__MATERIAL TO PROCESS__:
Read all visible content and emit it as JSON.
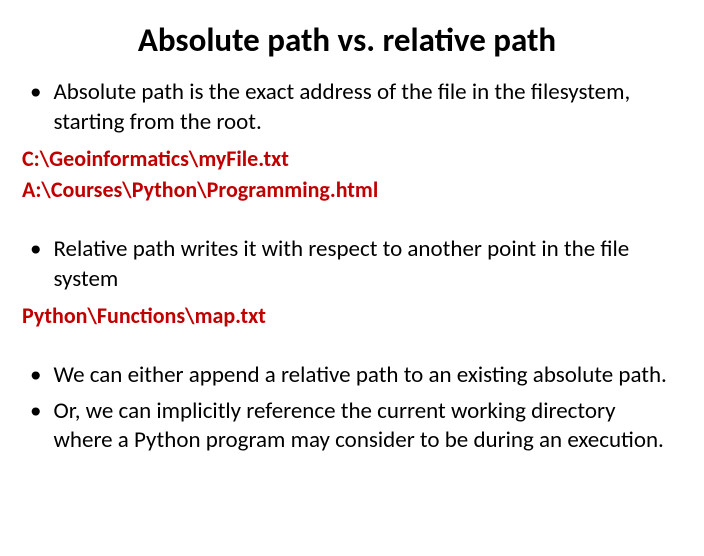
{
  "title": "Absolute path vs. relative path",
  "bullets": {
    "b1": "Absolute path is the exact address of the file in the filesystem, starting from the root.",
    "b2": "Relative path writes it with respect to another point in the file system",
    "b3": "We can either append a relative path to an existing absolute path.",
    "b4": "Or, we can implicitly reference the current working directory where a Python program may consider to be during an execution."
  },
  "paths": {
    "p1": "C:\\Geoinformatics\\myFile.txt",
    "p2": "A:\\Courses\\Python\\Programming.html",
    "p3": "Python\\Functions\\map.txt"
  }
}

__WORK REQUIRED__: All preceding records should be duplicated verbatim, images excepted.

__COMPLETE OUTPUT__:
Read all visible content and emit it as JSON.
{
  "title": "Absolute path vs. relative path",
  "bullets": {
    "b1": "Absolute path is the exact address of the file in the filesystem, starting from the root.",
    "b2": "Relative path writes it with respect to another point in the file system",
    "b3": "We can either append a relative path to an existing absolute path.",
    "b4": "Or, we can implicitly reference the current working directory where a Python program may consider to be during an execution."
  },
  "paths": {
    "p1": "C:\\Geoinformatics\\myFile.txt",
    "p2": "A:\\Courses\\Python\\Programming.html",
    "p3": "Python\\Functions\\map.txt"
  }
}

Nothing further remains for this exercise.